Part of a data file
▬▬▬▬▬▬

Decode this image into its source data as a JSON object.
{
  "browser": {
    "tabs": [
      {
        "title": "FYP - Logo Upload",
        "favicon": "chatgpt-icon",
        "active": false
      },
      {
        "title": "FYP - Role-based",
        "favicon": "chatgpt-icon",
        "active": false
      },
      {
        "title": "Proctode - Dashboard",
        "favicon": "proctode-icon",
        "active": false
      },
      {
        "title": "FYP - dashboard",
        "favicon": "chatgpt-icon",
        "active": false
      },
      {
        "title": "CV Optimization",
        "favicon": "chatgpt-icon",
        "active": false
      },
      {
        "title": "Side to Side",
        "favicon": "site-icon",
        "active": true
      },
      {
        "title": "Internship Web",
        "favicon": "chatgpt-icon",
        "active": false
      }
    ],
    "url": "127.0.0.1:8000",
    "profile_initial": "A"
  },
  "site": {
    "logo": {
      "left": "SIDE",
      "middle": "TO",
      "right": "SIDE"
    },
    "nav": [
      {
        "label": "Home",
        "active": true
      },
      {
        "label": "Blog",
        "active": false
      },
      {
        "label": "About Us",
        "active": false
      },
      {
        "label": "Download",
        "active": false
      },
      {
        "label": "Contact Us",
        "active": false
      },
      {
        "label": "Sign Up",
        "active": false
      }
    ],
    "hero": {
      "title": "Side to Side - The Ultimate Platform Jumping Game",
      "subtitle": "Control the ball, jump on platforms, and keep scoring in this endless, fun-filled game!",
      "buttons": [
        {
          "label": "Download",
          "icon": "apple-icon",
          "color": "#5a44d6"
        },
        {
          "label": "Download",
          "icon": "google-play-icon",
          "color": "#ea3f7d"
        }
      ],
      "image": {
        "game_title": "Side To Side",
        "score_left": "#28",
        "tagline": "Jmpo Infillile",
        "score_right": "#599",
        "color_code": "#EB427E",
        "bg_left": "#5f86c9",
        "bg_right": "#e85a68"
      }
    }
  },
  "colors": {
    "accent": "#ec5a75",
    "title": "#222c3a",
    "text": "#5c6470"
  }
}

▬▬▬▬▬▬

Task description – Each record above must be given again exactly.

Final result –
Decode this image into its source data as a JSON object.
{
  "browser": {
    "tabs": [
      {
        "title": "FYP - Logo Upload",
        "favicon": "chatgpt-icon",
        "active": false
      },
      {
        "title": "FYP - Role-based",
        "favicon": "chatgpt-icon",
        "active": false
      },
      {
        "title": "Proctode - Dashboard",
        "favicon": "proctode-icon",
        "active": false
      },
      {
        "title": "FYP - dashboard",
        "favicon": "chatgpt-icon",
        "active": false
      },
      {
        "title": "CV Optimization",
        "favicon": "chatgpt-icon",
        "active": false
      },
      {
        "title": "Side to Side",
        "favicon": "site-icon",
        "active": true
      },
      {
        "title": "Internship Web",
        "favicon": "chatgpt-icon",
        "active": false
      }
    ],
    "url": "127.0.0.1:8000",
    "profile_initial": "A"
  },
  "site": {
    "logo": {
      "left": "SIDE",
      "middle": "TO",
      "right": "SIDE"
    },
    "nav": [
      {
        "label": "Home",
        "active": true
      },
      {
        "label": "Blog",
        "active": false
      },
      {
        "label": "About Us",
        "active": false
      },
      {
        "label": "Download",
        "active": false
      },
      {
        "label": "Contact Us",
        "active": false
      },
      {
        "label": "Sign Up",
        "active": false
      }
    ],
    "hero": {
      "title": "Side to Side - The Ultimate Platform Jumping Game",
      "subtitle": "Control the ball, jump on platforms, and keep scoring in this endless, fun-filled game!",
      "buttons": [
        {
          "label": "Download",
          "icon": "apple-icon",
          "color": "#5a44d6"
        },
        {
          "label": "Download",
          "icon": "google-play-icon",
          "color": "#ea3f7d"
        }
      ],
      "image": {
        "game_title": "Side To Side",
        "score_left": "#28",
        "tagline": "Jmpo Infillile",
        "score_right": "#599",
        "color_code": "#EB427E",
        "bg_left": "#5f86c9",
        "bg_right": "#e85a68"
      }
    }
  },
  "colors": {
    "accent": "#ec5a75",
    "title": "#222c3a",
    "text": "#5c6470"
  }
}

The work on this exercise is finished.